From the entries below, gather each line containing the word "ylabel".
--------------------------------
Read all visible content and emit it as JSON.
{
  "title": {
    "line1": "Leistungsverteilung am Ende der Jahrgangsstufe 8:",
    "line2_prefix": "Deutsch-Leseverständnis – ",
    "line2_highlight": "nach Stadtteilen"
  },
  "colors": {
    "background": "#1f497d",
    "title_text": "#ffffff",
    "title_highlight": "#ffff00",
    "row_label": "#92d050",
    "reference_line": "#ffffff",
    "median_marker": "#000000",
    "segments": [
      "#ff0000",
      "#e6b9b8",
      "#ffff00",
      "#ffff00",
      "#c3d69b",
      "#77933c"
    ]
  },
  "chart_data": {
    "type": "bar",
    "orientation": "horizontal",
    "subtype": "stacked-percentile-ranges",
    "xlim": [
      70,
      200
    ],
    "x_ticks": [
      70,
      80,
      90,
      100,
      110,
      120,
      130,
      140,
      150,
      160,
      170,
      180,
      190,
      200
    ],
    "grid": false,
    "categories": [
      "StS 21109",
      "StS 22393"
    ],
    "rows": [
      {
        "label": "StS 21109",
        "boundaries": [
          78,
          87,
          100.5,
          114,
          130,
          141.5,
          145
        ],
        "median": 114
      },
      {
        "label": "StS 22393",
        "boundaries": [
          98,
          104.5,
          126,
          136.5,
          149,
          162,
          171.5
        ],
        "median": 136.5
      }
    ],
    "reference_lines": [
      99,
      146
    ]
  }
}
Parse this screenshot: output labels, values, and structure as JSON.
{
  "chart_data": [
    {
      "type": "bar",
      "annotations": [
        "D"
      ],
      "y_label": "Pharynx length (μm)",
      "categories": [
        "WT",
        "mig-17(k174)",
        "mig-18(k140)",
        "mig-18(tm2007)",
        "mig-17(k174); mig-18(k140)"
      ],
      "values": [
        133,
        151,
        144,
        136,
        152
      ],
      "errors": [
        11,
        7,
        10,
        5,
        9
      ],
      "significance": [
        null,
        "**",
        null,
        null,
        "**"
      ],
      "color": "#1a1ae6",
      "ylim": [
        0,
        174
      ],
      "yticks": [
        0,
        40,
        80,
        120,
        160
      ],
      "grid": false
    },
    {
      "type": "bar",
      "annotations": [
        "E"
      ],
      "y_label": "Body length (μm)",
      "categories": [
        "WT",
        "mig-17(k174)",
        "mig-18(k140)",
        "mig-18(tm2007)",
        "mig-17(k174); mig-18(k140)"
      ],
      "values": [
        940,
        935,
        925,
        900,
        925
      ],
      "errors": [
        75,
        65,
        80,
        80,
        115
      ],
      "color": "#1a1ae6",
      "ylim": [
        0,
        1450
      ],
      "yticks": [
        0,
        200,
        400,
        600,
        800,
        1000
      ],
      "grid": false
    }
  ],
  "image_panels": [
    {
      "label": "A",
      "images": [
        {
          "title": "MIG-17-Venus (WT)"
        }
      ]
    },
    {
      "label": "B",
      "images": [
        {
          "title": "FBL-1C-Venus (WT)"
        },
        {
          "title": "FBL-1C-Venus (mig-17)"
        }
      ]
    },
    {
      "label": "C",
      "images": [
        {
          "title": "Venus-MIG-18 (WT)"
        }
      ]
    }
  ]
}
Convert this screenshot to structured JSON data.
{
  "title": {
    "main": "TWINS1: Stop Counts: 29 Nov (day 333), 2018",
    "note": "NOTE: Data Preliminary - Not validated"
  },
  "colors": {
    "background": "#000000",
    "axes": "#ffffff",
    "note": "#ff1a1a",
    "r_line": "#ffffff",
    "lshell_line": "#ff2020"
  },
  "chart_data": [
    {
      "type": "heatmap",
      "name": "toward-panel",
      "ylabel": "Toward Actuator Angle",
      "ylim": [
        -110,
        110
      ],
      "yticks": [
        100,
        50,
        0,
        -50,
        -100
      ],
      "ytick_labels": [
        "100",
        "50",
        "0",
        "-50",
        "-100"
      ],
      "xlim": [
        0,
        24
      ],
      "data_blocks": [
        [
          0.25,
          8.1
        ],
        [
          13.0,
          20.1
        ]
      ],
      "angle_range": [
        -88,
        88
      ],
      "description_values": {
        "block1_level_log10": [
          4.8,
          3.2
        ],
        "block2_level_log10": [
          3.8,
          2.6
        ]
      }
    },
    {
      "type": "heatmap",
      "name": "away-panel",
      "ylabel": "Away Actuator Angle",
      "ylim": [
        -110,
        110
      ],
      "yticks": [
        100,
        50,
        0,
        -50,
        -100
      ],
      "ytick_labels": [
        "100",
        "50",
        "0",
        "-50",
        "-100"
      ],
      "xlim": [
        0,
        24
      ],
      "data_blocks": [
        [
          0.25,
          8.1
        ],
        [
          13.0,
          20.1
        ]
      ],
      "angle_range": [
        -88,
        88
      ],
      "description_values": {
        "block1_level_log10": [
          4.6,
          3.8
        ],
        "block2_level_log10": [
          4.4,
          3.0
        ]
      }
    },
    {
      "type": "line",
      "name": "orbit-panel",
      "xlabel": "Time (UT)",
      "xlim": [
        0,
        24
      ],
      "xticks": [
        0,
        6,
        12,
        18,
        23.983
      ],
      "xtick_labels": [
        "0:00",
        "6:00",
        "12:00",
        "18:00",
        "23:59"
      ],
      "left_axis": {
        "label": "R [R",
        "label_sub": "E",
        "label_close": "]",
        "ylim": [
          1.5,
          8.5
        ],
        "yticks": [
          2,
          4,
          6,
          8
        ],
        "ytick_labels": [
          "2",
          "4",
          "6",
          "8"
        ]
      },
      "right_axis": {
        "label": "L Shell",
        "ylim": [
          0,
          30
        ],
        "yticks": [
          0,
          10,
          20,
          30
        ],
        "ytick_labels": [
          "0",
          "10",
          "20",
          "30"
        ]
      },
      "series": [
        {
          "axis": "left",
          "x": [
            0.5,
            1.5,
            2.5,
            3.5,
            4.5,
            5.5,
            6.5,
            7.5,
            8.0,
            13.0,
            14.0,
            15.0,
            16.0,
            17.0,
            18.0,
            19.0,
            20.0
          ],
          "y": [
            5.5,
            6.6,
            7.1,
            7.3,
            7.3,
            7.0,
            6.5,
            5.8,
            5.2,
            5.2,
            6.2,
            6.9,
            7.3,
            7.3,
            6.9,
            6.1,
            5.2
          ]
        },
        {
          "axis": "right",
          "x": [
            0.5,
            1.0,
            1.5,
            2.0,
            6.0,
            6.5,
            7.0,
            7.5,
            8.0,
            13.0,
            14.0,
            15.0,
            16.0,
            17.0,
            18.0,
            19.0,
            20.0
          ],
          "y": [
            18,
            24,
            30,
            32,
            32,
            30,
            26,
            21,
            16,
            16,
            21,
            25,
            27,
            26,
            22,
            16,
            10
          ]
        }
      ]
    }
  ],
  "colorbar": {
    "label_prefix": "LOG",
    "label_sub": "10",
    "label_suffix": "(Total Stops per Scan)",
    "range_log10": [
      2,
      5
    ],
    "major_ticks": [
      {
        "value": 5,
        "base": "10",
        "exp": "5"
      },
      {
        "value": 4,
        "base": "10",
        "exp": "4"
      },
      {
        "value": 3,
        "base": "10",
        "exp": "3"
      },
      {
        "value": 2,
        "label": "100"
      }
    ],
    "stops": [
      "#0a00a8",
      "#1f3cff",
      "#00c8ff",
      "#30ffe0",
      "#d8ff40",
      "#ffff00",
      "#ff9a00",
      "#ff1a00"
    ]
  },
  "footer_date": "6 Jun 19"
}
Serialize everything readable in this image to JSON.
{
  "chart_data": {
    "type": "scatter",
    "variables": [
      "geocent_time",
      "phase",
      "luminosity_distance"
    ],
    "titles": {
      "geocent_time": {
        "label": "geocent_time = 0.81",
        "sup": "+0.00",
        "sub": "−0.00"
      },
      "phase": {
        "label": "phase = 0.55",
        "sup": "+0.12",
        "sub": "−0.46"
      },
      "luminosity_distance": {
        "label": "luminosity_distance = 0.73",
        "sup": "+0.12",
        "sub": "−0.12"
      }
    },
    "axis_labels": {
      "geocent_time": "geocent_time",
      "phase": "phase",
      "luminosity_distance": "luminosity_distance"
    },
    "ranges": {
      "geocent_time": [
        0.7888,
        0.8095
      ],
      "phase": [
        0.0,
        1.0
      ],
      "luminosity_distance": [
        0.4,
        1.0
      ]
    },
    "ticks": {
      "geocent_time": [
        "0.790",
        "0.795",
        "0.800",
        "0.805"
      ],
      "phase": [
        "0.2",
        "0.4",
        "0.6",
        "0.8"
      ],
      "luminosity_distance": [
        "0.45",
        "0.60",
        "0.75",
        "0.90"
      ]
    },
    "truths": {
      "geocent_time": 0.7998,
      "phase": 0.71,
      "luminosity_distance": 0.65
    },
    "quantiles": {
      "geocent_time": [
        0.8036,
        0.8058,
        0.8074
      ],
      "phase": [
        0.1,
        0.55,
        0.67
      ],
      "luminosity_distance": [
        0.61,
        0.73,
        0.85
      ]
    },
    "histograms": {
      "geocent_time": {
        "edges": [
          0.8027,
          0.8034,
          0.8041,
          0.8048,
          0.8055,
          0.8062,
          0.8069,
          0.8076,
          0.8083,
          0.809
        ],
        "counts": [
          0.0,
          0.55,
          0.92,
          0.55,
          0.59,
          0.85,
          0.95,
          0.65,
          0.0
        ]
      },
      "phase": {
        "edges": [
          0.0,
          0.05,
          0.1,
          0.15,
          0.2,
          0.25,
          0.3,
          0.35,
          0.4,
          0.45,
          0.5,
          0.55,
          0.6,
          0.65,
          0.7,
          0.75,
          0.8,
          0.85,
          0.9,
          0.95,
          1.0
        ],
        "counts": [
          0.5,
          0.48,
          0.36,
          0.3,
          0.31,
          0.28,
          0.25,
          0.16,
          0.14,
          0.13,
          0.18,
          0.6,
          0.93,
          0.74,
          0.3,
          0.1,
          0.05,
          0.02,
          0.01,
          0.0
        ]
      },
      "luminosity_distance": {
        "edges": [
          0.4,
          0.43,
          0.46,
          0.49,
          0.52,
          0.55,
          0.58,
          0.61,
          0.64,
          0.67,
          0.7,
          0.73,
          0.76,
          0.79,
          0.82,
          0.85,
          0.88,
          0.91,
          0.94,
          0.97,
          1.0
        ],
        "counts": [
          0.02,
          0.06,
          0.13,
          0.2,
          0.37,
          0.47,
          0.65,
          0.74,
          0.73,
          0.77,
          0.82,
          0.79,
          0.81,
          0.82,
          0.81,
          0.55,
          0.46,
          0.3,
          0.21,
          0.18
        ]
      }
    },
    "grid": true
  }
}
--------------------------------
▶ Expected output
      "ylabel": "Toward Actuator Angle",
      "ylabel": "Away Actuator Angle",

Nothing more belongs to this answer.